§ WHAT YOU NEED TO DO
Which lines in the records below contain the word "series"? Copy each of them.

Figure record extracts:

§ §

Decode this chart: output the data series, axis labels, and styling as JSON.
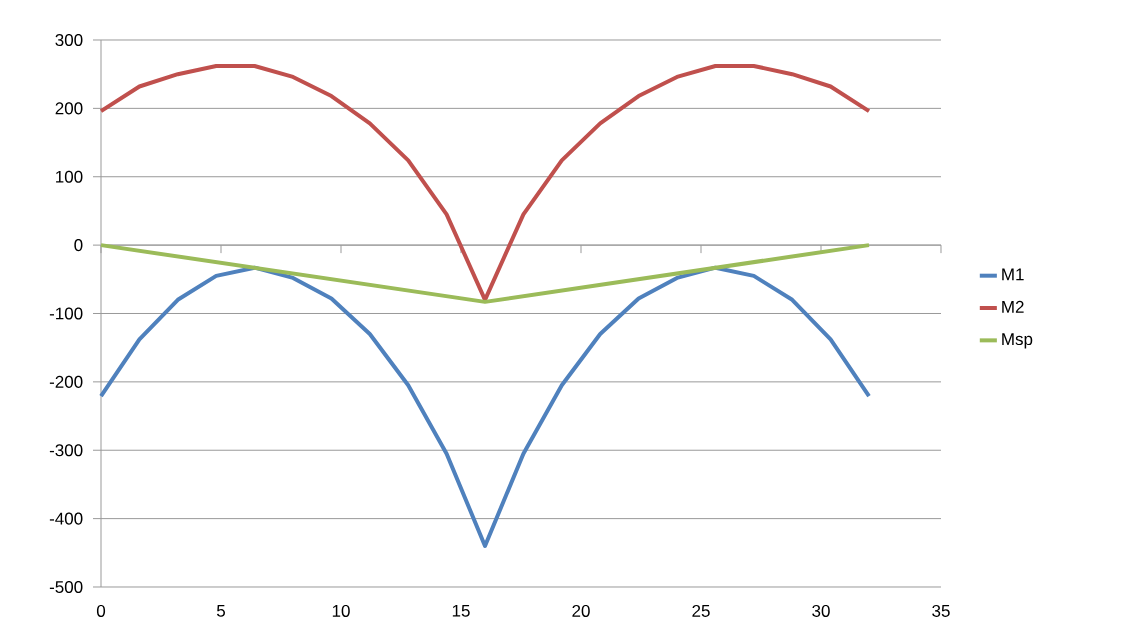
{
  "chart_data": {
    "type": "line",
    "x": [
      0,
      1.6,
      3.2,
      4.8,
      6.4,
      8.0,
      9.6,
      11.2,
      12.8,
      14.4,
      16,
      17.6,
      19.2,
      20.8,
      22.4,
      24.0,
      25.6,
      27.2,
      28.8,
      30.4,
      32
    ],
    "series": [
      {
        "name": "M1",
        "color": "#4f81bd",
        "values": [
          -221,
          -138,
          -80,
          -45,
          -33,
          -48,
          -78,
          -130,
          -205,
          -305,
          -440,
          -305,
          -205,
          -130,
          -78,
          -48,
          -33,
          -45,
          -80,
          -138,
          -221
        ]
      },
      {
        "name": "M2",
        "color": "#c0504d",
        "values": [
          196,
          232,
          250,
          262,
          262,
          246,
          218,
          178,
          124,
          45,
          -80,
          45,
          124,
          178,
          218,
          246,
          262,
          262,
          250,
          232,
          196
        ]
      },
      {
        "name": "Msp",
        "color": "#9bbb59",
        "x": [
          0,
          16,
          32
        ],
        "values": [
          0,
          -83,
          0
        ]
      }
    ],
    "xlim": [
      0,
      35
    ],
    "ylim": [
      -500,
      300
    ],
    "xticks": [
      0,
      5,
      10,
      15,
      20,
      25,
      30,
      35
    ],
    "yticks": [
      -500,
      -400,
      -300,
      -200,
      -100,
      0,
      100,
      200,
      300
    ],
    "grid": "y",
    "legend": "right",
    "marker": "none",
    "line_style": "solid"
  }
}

§ §

§ PROBLEM SOLUTION
Decode this chart: output the data series, axis labels, and styling as JSON.
    "series": [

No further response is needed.